+++ DATASET CONTENT
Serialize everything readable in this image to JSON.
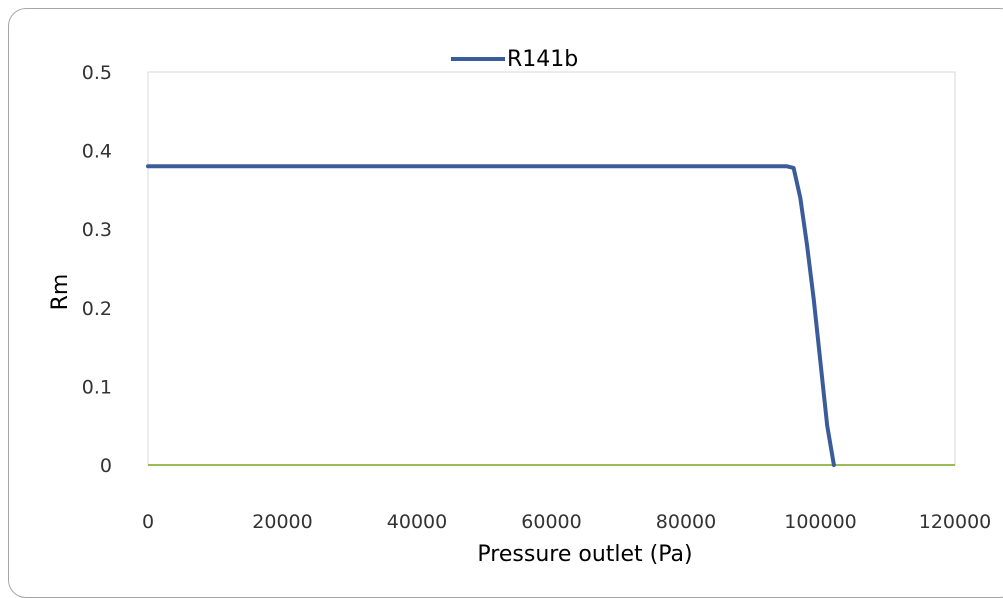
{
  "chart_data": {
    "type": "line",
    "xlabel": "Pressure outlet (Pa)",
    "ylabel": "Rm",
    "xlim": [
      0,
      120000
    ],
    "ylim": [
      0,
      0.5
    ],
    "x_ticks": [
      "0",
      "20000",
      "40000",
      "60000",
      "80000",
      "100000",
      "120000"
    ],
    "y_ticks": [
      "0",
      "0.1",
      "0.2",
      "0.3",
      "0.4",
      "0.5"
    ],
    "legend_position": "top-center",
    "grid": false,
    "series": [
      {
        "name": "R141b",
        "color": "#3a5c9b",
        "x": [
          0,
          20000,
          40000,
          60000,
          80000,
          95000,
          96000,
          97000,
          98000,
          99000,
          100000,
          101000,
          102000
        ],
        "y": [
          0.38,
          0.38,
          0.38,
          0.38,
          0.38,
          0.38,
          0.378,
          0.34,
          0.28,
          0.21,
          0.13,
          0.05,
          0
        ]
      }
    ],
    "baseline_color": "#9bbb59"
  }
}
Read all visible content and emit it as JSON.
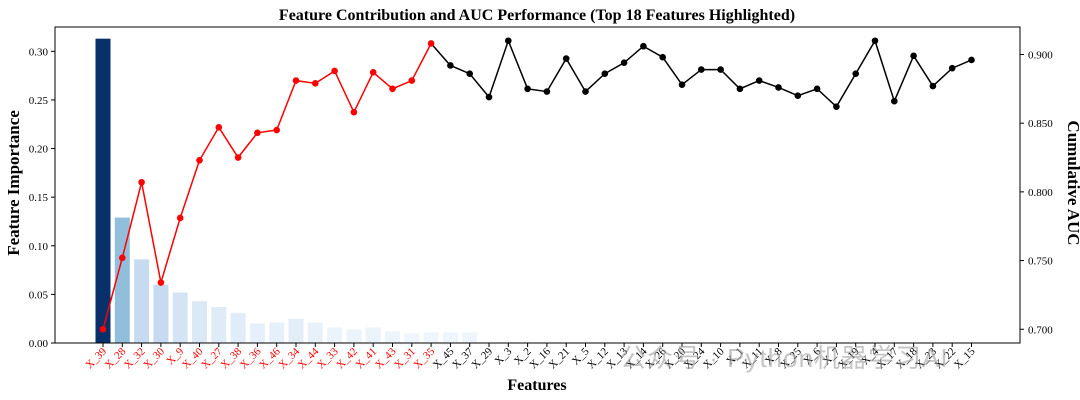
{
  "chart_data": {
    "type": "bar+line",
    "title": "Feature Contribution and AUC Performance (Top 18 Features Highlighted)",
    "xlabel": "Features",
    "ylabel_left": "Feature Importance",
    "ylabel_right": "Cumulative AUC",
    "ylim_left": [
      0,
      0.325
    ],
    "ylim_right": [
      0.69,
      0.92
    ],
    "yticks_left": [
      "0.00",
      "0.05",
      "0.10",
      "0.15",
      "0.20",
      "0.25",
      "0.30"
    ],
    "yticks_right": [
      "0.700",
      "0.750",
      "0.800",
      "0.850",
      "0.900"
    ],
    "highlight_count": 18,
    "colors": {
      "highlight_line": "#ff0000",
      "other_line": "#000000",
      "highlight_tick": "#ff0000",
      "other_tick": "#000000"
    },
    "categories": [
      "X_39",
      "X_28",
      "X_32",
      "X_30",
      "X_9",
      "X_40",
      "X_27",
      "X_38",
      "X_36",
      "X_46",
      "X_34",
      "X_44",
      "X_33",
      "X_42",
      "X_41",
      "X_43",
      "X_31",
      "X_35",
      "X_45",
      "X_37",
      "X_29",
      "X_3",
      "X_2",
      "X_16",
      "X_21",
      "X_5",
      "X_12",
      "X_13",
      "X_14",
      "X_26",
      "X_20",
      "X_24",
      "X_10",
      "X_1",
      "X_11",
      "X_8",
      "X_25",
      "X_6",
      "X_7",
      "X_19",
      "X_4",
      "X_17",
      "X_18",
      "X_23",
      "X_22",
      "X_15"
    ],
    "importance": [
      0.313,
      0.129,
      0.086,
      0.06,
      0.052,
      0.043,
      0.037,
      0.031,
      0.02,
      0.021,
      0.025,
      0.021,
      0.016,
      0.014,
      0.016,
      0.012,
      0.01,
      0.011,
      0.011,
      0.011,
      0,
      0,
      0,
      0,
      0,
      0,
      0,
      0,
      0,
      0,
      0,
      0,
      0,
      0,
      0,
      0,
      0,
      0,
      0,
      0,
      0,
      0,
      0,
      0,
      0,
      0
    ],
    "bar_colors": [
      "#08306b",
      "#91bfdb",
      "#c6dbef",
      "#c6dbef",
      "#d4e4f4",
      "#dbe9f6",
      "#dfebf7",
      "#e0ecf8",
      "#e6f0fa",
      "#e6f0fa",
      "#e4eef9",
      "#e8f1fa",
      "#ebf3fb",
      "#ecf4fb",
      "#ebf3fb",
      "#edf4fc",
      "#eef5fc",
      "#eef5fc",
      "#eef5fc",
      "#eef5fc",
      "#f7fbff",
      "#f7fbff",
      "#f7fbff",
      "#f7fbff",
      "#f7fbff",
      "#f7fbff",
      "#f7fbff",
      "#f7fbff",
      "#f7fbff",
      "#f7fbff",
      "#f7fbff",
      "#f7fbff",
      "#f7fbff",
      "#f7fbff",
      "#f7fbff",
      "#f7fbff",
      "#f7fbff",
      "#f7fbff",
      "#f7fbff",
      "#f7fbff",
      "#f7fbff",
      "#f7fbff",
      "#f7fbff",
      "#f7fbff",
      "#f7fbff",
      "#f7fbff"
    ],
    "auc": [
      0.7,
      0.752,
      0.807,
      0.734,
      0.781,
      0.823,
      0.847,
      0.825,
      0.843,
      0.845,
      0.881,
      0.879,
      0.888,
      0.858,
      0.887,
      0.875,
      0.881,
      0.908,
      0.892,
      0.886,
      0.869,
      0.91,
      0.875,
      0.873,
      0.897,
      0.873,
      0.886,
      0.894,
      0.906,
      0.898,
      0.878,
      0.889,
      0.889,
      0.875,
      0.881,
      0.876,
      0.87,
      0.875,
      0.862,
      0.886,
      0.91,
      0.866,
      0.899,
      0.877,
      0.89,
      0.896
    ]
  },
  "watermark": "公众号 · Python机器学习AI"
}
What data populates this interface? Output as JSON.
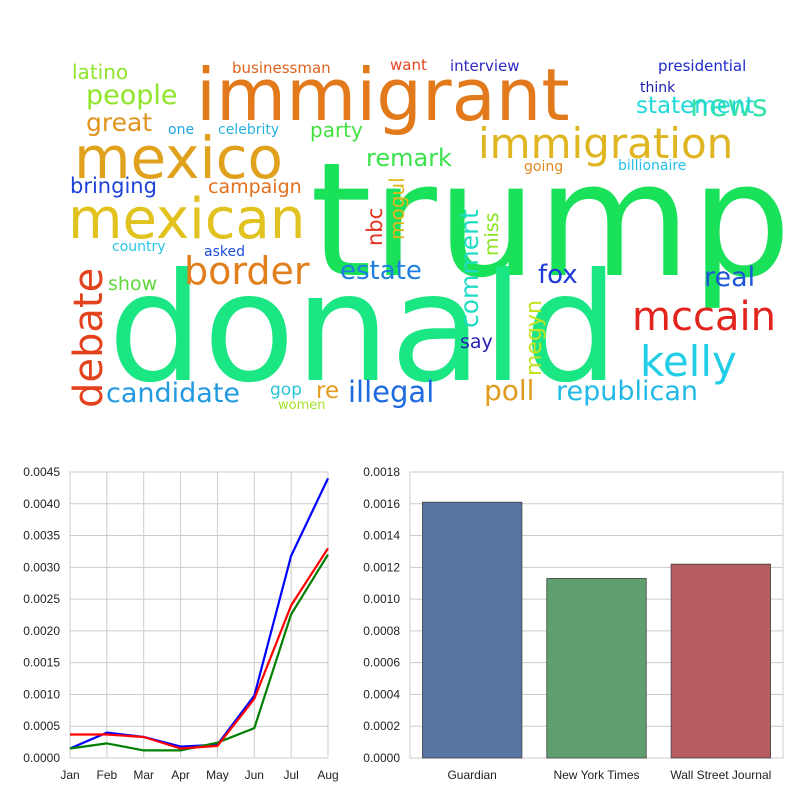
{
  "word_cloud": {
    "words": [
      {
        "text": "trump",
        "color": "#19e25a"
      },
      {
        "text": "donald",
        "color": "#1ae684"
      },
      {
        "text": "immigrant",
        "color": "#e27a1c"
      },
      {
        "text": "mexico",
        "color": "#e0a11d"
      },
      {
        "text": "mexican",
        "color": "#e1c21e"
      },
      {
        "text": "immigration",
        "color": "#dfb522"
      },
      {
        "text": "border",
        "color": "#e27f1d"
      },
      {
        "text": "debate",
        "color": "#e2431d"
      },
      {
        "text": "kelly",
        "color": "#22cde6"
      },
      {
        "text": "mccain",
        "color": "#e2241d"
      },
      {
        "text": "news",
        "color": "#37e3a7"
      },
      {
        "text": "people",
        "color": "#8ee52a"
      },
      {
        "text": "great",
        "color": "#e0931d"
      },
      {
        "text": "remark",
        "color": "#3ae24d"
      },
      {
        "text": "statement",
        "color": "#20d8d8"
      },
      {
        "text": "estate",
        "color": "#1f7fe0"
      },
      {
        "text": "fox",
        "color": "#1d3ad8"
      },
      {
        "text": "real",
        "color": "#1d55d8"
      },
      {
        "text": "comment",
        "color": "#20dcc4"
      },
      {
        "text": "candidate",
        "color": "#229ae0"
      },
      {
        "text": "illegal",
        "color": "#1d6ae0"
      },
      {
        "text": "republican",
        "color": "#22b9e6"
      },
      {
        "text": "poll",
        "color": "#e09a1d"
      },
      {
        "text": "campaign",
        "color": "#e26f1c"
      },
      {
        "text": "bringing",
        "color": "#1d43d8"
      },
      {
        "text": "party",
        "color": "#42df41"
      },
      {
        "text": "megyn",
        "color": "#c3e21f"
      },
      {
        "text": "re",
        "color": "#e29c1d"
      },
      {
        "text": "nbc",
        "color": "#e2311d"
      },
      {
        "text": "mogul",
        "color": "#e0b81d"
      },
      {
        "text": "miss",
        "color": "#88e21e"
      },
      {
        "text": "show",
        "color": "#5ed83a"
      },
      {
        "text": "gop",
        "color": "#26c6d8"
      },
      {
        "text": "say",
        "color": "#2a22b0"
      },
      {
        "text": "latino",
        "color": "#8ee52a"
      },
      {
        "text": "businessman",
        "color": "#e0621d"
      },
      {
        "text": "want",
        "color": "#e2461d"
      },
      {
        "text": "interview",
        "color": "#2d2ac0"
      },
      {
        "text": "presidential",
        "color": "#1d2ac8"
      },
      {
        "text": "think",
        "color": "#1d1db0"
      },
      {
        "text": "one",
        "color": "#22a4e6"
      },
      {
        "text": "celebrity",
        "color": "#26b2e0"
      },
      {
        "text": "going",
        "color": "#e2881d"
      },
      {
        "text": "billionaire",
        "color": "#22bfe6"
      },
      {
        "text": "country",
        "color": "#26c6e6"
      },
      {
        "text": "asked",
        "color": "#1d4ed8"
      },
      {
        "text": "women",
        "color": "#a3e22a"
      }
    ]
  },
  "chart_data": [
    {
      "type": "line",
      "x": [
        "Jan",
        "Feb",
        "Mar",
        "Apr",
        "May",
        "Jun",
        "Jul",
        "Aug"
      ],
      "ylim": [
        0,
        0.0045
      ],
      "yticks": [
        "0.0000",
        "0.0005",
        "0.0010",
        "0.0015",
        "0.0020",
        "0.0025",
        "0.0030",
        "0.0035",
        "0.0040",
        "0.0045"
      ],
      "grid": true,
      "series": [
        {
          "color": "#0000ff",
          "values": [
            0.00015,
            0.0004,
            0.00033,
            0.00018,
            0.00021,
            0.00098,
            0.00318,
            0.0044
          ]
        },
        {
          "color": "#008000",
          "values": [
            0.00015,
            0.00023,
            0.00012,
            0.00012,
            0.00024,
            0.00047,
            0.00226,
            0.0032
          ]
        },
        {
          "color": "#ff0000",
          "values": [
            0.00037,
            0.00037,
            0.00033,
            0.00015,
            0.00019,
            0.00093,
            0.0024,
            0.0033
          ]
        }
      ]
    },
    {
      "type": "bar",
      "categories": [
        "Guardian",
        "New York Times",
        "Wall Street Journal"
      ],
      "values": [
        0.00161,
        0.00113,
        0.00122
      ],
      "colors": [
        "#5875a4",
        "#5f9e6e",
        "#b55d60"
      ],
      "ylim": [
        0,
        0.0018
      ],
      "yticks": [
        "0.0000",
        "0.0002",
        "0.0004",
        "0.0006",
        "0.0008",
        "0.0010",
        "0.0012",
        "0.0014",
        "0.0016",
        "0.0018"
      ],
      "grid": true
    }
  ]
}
++++++
→ TASK PROMPT:
From the data above, copy each line where the string "xlabel" appears.

→ SOLUTION:
    "xlabel": "Pressure outlet (Pa)",
    "xlabel": "Features",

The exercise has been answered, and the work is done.